--- Start RAW DATA ---

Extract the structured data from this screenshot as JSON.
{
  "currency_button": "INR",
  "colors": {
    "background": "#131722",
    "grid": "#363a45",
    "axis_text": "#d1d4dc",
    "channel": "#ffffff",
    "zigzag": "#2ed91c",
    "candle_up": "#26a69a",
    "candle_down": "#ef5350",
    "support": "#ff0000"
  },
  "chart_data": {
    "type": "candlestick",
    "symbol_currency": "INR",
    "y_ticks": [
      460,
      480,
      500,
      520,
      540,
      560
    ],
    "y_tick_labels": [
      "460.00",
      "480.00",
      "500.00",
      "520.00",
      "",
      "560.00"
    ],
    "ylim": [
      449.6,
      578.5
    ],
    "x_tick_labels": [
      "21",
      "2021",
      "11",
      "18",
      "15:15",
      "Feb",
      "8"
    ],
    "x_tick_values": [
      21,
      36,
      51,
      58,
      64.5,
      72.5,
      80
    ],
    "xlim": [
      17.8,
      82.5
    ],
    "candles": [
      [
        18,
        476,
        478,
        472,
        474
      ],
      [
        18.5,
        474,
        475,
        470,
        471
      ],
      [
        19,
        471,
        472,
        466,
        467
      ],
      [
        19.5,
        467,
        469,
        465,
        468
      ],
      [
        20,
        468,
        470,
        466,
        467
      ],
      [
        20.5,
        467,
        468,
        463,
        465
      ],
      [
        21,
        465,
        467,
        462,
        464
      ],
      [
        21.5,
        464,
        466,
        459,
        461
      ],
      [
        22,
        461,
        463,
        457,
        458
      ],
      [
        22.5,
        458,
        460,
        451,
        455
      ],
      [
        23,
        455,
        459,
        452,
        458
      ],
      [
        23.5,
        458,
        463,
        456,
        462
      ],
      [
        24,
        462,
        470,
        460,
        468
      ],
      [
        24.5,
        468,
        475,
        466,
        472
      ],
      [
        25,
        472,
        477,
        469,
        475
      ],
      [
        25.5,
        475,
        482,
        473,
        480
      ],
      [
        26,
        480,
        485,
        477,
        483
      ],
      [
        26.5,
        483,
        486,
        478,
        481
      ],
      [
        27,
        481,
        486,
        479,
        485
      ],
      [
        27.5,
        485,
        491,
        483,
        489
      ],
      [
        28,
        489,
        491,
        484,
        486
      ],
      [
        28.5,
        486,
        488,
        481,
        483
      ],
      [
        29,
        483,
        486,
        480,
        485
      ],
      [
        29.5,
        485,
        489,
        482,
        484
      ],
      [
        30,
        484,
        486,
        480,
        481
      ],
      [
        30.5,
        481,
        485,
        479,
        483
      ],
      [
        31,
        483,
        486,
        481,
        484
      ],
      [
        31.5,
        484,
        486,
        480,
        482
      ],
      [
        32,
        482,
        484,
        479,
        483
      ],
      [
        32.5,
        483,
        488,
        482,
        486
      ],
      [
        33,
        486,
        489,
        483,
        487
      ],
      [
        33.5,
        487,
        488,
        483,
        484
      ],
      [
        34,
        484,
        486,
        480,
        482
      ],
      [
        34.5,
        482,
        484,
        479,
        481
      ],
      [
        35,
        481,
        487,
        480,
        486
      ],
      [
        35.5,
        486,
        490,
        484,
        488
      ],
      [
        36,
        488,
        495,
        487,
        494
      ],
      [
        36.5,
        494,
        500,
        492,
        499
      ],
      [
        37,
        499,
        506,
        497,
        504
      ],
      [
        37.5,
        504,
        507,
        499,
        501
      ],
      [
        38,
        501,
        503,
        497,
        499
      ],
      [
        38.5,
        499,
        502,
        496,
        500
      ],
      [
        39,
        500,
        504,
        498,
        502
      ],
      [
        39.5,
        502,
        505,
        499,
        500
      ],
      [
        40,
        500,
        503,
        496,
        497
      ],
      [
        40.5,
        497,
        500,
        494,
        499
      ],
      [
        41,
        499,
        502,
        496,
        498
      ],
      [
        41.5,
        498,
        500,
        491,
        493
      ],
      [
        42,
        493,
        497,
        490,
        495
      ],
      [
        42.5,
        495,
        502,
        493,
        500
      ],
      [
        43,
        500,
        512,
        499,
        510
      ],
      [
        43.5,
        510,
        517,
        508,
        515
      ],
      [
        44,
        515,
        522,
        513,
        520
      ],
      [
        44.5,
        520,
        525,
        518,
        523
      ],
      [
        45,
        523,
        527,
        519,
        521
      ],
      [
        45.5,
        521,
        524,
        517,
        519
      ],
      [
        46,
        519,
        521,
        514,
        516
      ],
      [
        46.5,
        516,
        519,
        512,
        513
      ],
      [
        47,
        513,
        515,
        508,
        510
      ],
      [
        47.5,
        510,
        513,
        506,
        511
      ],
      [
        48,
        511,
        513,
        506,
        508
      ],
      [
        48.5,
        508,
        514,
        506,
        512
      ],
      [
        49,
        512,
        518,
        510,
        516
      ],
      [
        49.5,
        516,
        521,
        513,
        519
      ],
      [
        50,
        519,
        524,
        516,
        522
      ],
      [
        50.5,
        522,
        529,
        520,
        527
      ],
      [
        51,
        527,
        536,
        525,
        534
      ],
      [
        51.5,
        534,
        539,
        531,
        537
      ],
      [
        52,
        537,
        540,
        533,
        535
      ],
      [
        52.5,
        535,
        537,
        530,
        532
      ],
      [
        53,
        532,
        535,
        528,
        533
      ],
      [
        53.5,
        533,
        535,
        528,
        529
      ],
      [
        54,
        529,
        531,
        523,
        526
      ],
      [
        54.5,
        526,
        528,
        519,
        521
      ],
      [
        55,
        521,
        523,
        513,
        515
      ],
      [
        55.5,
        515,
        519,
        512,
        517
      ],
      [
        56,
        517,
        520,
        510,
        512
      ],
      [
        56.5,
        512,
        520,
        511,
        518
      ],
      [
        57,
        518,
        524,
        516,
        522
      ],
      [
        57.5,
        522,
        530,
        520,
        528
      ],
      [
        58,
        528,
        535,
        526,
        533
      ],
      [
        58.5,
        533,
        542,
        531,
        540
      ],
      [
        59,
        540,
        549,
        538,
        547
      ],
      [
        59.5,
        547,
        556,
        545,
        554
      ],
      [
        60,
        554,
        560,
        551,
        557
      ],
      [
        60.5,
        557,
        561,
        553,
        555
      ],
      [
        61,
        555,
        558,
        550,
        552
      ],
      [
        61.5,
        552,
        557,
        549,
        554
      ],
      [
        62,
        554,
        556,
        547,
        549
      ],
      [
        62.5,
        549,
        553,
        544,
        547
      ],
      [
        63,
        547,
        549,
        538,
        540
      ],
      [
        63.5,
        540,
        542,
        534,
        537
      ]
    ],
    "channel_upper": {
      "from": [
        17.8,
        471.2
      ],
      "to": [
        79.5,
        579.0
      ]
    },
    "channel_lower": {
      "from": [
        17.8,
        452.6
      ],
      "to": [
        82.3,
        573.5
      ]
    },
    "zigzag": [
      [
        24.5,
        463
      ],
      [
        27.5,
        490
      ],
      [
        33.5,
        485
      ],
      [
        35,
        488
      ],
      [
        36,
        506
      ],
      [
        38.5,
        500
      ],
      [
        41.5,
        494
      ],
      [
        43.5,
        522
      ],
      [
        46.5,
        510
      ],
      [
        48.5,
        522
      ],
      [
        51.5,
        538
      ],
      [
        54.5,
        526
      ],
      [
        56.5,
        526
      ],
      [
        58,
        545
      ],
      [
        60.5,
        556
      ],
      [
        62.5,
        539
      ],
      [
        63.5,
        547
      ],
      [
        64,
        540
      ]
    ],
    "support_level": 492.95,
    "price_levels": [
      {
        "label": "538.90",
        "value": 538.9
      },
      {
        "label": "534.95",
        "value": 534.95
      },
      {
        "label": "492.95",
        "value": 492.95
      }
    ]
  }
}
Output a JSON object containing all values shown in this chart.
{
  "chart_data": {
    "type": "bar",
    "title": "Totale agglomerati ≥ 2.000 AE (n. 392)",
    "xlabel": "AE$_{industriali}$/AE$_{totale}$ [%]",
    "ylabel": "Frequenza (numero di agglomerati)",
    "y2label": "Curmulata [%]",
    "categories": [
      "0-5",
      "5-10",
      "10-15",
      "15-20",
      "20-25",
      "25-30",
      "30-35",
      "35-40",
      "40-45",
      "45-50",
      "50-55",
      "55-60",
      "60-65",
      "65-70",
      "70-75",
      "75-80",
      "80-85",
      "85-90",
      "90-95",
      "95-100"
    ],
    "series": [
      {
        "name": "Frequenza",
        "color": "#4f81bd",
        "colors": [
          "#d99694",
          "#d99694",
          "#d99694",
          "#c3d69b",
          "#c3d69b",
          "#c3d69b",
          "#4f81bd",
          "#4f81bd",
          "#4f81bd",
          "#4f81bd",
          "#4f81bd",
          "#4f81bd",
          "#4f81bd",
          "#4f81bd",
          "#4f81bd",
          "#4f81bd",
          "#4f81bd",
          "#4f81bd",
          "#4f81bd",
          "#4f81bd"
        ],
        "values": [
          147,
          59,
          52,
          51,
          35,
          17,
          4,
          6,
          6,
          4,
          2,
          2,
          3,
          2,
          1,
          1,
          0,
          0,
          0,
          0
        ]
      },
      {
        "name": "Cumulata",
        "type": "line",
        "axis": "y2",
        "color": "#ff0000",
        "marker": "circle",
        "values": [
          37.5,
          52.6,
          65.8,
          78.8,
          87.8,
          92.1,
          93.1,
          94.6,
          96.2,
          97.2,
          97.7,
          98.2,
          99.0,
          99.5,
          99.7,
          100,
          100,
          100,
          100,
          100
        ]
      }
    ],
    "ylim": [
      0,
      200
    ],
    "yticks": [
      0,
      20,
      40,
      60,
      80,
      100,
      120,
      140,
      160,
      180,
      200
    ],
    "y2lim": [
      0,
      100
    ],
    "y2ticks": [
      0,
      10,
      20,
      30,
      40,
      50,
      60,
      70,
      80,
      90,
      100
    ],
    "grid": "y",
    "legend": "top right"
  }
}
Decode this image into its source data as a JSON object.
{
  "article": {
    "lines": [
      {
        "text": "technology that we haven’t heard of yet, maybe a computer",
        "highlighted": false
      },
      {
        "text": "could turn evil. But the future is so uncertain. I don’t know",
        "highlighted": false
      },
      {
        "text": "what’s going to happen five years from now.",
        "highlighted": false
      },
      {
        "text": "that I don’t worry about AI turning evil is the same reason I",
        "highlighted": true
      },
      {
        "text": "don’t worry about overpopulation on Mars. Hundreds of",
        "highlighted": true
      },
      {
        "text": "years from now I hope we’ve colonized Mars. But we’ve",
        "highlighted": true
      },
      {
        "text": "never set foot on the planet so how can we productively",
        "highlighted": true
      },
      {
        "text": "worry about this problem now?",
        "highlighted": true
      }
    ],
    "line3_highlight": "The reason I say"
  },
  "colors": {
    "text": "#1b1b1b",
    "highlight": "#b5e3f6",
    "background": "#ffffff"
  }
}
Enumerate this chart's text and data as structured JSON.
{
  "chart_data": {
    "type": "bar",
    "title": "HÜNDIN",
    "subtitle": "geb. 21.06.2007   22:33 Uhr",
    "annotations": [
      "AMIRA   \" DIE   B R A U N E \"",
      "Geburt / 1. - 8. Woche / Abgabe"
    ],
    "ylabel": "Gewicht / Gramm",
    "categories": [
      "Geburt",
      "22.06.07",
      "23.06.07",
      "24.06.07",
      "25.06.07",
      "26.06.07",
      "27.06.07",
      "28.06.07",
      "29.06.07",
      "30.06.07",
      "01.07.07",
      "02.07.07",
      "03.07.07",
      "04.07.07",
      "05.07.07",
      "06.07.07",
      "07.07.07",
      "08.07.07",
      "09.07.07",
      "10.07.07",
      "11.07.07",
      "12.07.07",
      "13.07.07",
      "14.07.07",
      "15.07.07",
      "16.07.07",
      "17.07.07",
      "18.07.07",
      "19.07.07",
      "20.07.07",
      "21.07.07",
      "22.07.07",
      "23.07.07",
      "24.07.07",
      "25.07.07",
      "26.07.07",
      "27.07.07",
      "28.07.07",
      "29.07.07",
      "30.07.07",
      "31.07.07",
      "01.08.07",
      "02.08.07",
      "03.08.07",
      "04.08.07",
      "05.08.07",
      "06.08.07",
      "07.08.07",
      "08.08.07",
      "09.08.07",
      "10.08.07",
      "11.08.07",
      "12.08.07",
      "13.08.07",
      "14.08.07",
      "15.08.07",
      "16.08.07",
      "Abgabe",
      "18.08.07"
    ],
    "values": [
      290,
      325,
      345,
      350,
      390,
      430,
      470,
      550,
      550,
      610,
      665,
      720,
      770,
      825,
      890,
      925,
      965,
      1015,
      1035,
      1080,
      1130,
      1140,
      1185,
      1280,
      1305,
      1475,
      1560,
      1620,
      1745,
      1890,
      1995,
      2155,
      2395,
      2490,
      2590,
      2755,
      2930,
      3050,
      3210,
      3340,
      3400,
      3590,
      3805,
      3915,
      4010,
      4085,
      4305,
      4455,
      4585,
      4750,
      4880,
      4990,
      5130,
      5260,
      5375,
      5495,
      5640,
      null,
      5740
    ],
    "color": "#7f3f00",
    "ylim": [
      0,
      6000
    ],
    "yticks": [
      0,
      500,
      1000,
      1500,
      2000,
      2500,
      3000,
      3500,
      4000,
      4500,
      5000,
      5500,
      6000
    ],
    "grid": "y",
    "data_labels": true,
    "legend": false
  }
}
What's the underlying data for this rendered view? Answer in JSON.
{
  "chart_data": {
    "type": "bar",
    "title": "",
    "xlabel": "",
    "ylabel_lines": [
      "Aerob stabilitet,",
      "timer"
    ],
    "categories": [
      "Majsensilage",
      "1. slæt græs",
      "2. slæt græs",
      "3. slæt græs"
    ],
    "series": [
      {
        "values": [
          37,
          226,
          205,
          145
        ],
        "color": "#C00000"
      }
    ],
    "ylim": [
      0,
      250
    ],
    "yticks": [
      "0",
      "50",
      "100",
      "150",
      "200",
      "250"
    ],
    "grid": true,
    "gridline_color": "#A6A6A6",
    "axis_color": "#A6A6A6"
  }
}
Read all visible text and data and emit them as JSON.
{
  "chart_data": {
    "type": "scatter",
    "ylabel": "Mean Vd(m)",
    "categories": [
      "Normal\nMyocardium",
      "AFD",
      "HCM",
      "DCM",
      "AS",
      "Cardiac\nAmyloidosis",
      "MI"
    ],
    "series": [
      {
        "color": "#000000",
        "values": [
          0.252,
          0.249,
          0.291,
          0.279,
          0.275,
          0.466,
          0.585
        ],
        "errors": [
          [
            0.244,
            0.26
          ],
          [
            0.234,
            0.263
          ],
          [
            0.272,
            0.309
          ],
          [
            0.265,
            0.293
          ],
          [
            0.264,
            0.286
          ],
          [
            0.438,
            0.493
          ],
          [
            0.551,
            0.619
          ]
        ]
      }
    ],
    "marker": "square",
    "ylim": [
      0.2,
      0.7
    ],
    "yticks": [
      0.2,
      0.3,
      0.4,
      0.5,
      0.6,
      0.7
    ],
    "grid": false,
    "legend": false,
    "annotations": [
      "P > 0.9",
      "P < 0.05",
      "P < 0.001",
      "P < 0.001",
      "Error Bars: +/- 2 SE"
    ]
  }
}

--- End RAW DATA ---

* DIRECTION
Scan the material above. Extract every line in which the word "reason" occurs.

* TASK ANSWER
        "text": "that I don’t worry about AI turning evil is the same reason I",
    "line3_highlight": "The reason I say"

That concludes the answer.